Write out the data below in full, unchanged, minus the images.

====== Materials provided ======

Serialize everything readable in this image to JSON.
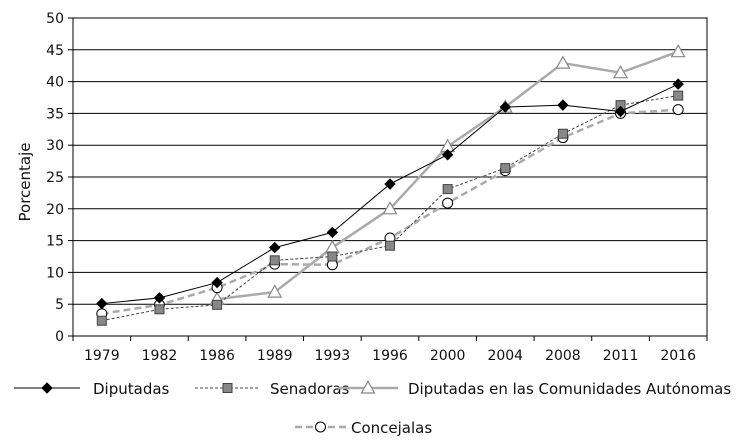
{
  "chart_data": {
    "type": "line",
    "title": "",
    "xlabel": "",
    "ylabel": "Porcentaje",
    "x": [
      "1979",
      "1982",
      "1986",
      "1989",
      "1993",
      "1996",
      "2000",
      "2004",
      "2008",
      "2011",
      "2016"
    ],
    "ylim": [
      0,
      50
    ],
    "yticks": [
      0,
      5,
      10,
      15,
      20,
      25,
      30,
      35,
      40,
      45,
      50
    ],
    "grid": "horizontal",
    "legend_position": "bottom",
    "series": [
      {
        "name": "Diputadas",
        "values": [
          5.1,
          6.0,
          8.4,
          13.9,
          16.3,
          23.9,
          28.5,
          36.0,
          36.3,
          35.3,
          39.6
        ],
        "color": "#000000",
        "style": "solid",
        "marker": "diamond"
      },
      {
        "name": "Senadoras",
        "values": [
          2.4,
          4.2,
          4.9,
          11.9,
          12.5,
          14.2,
          23.1,
          26.4,
          31.8,
          36.3,
          37.8
        ],
        "color": "#444444",
        "style": "dotted",
        "marker": "square"
      },
      {
        "name": "Diputadas en las Comunidades Autónomas",
        "values": [
          null,
          null,
          5.8,
          6.9,
          13.9,
          20.0,
          29.8,
          36.0,
          42.9,
          41.4,
          44.7
        ],
        "color": "#aaaaaa",
        "style": "thick",
        "marker": "triangle"
      },
      {
        "name": "Concejalas",
        "values": [
          3.5,
          4.9,
          7.6,
          11.3,
          11.2,
          15.4,
          20.9,
          26.0,
          31.2,
          35.0,
          35.6
        ],
        "color": "#aaaaaa",
        "style": "dashed",
        "marker": "circle"
      }
    ]
  }
}
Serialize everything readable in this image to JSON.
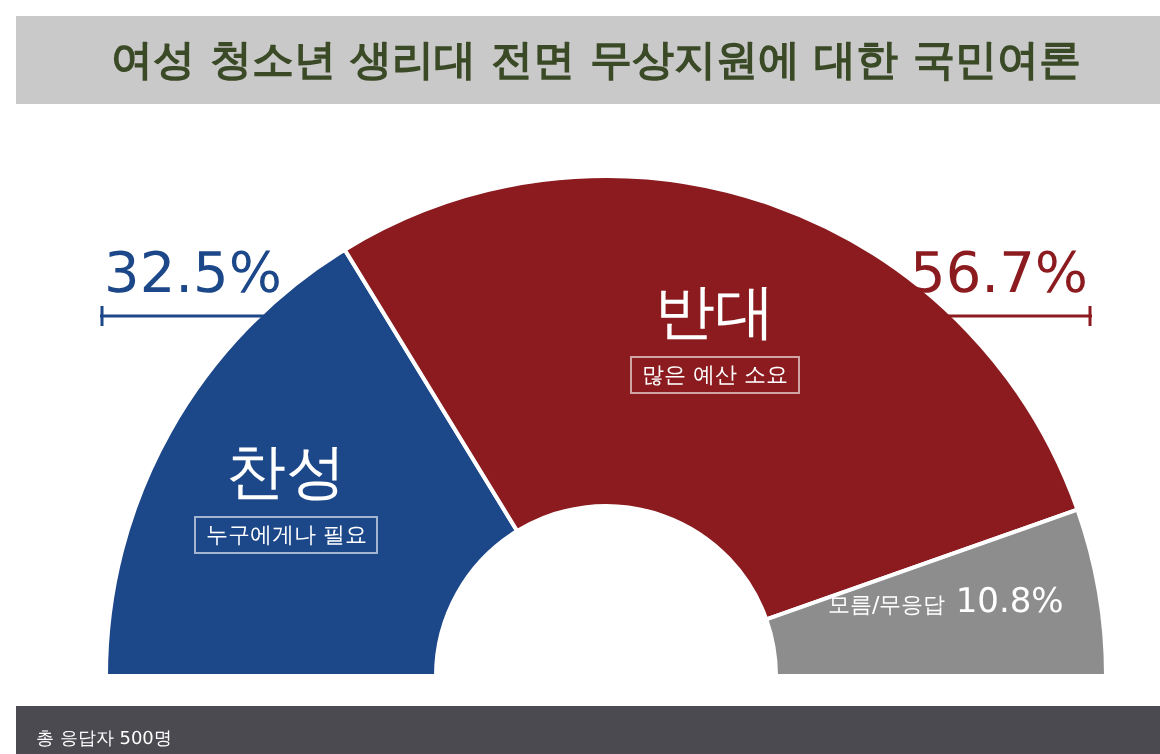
{
  "chart_data": {
    "type": "donut",
    "title": "여성 청소년 생리대 전면 무상지원에 대한 국민여론",
    "categories": [
      "찬성",
      "반대",
      "모름/무응답"
    ],
    "values": [
      32.5,
      56.7,
      10.8
    ],
    "value_labels": [
      "32.5%",
      "56.7%",
      "10.8%"
    ],
    "colors": [
      "#1c4788",
      "#8b1b1e",
      "#8d8d8d"
    ],
    "annotations": [
      "누구에게나 필요",
      "많은 예산 소요",
      "총 응답자 500명"
    ],
    "legend": false
  }
}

======

• [Full solution]
Serialize everything readable in this image to JSON.
{
  "chart_data": {
    "type": "line",
    "title": "",
    "xlabel": "",
    "ylabel": "Porcentaje",
    "x": [
      "1979",
      "1982",
      "1986",
      "1989",
      "1993",
      "1996",
      "2000",
      "2004",
      "2008",
      "2011",
      "2016"
    ],
    "ylim": [
      0,
      50
    ],
    "yticks": [
      0,
      5,
      10,
      15,
      20,
      25,
      30,
      35,
      40,
      45,
      50
    ],
    "grid": "horizontal",
    "legend_position": "bottom",
    "series": [
      {
        "name": "Diputadas",
        "values": [
          5.1,
          6.0,
          8.4,
          13.9,
          16.3,
          23.9,
          28.5,
          36.0,
          36.3,
          35.3,
          39.6
        ],
        "color": "#000000",
        "style": "solid",
        "marker": "diamond"
      },
      {
        "name": "Senadoras",
        "values": [
          2.4,
          4.2,
          4.9,
          11.9,
          12.5,
          14.2,
          23.1,
          26.4,
          31.8,
          36.3,
          37.8
        ],
        "color": "#444444",
        "style": "dotted",
        "marker": "square"
      },
      {
        "name": "Diputadas en las Comunidades Autónomas",
        "values": [
          null,
          null,
          5.8,
          6.9,
          13.9,
          20.0,
          29.8,
          36.0,
          42.9,
          41.4,
          44.7
        ],
        "color": "#aaaaaa",
        "style": "thick",
        "marker": "triangle"
      },
      {
        "name": "Concejalas",
        "values": [
          3.5,
          4.9,
          7.6,
          11.3,
          11.2,
          15.4,
          20.9,
          26.0,
          31.2,
          35.0,
          35.6
        ],
        "color": "#aaaaaa",
        "style": "dashed",
        "marker": "circle"
      }
    ]
  }
}
Serialize everything readable in this image to JSON.
{
  "chart_data": {
    "type": "donut",
    "title": "여성 청소년 생리대 전면 무상지원에 대한 국민여론",
    "categories": [
      "찬성",
      "반대",
      "모름/무응답"
    ],
    "values": [
      32.5,
      56.7,
      10.8
    ],
    "value_labels": [
      "32.5%",
      "56.7%",
      "10.8%"
    ],
    "colors": [
      "#1c4788",
      "#8b1b1e",
      "#8d8d8d"
    ],
    "annotations": [
      "누구에게나 필요",
      "많은 예산 소요",
      "총 응답자 500명"
    ],
    "legend": false
  }
}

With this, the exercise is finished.